- _Exercise aim_:
Return all of the entries exactly, with nothing added or left out.

- _Given data_:
◆ ◆ ◆ ◆

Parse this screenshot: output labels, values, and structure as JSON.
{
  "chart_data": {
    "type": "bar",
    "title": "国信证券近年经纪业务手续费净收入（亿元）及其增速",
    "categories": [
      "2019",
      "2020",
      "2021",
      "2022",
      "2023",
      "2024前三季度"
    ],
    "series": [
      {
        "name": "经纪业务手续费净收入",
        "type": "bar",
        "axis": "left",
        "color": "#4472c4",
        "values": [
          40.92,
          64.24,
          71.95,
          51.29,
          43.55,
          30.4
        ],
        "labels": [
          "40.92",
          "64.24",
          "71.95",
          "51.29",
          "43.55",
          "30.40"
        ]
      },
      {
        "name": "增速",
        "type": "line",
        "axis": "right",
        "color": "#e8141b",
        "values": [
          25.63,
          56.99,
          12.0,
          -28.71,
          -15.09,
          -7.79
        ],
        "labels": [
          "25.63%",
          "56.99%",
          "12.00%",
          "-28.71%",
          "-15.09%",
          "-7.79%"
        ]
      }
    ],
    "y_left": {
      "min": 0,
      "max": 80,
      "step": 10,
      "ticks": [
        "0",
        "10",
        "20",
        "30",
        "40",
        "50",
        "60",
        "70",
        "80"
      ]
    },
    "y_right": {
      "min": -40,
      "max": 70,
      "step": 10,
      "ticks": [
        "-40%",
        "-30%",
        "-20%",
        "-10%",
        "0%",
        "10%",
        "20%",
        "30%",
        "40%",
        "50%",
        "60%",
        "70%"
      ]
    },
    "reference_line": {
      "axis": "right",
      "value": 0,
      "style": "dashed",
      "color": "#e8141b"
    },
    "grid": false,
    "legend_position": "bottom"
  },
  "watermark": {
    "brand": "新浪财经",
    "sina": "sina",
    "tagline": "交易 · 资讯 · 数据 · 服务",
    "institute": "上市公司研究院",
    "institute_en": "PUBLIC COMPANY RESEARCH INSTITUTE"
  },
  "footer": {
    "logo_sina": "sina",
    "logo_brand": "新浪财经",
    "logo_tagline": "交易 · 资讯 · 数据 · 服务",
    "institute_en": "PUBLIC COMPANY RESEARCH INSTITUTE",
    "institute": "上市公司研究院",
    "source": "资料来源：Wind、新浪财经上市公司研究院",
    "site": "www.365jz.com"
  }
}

◆ ◆ ◆ ◆

- _Worked solution_:
Parse this screenshot: output labels, values, and structure as JSON.
{
  "chart_data": {
    "type": "bar",
    "title": "国信证券近年经纪业务手续费净收入（亿元）及其增速",
    "categories": [
      "2019",
      "2020",
      "2021",
      "2022",
      "2023",
      "2024前三季度"
    ],
    "series": [
      {
        "name": "经纪业务手续费净收入",
        "type": "bar",
        "axis": "left",
        "color": "#4472c4",
        "values": [
          40.92,
          64.24,
          71.95,
          51.29,
          43.55,
          30.4
        ],
        "labels": [
          "40.92",
          "64.24",
          "71.95",
          "51.29",
          "43.55",
          "30.40"
        ]
      },
      {
        "name": "增速",
        "type": "line",
        "axis": "right",
        "color": "#e8141b",
        "values": [
          25.63,
          56.99,
          12.0,
          -28.71,
          -15.09,
          -7.79
        ],
        "labels": [
          "25.63%",
          "56.99%",
          "12.00%",
          "-28.71%",
          "-15.09%",
          "-7.79%"
        ]
      }
    ],
    "y_left": {
      "min": 0,
      "max": 80,
      "step": 10,
      "ticks": [
        "0",
        "10",
        "20",
        "30",
        "40",
        "50",
        "60",
        "70",
        "80"
      ]
    },
    "y_right": {
      "min": -40,
      "max": 70,
      "step": 10,
      "ticks": [
        "-40%",
        "-30%",
        "-20%",
        "-10%",
        "0%",
        "10%",
        "20%",
        "30%",
        "40%",
        "50%",
        "60%",
        "70%"
      ]
    },
    "reference_line": {
      "axis": "right",
      "value": 0,
      "style": "dashed",
      "color": "#e8141b"
    },
    "grid": false,
    "legend_position": "bottom"
  },
  "watermark": {
    "brand": "新浪财经",
    "sina": "sina",
    "tagline": "交易 · 资讯 · 数据 · 服务",
    "institute": "上市公司研究院",
    "institute_en": "PUBLIC COMPANY RESEARCH INSTITUTE"
  },
  "footer": {
    "logo_sina": "sina",
    "logo_brand": "新浪财经",
    "logo_tagline": "交易 · 资讯 · 数据 · 服务",
    "institute_en": "PUBLIC COMPANY RESEARCH INSTITUTE",
    "institute": "上市公司研究院",
    "source": "资料来源：Wind、新浪财经上市公司研究院",
    "site": "www.365jz.com"
  }
}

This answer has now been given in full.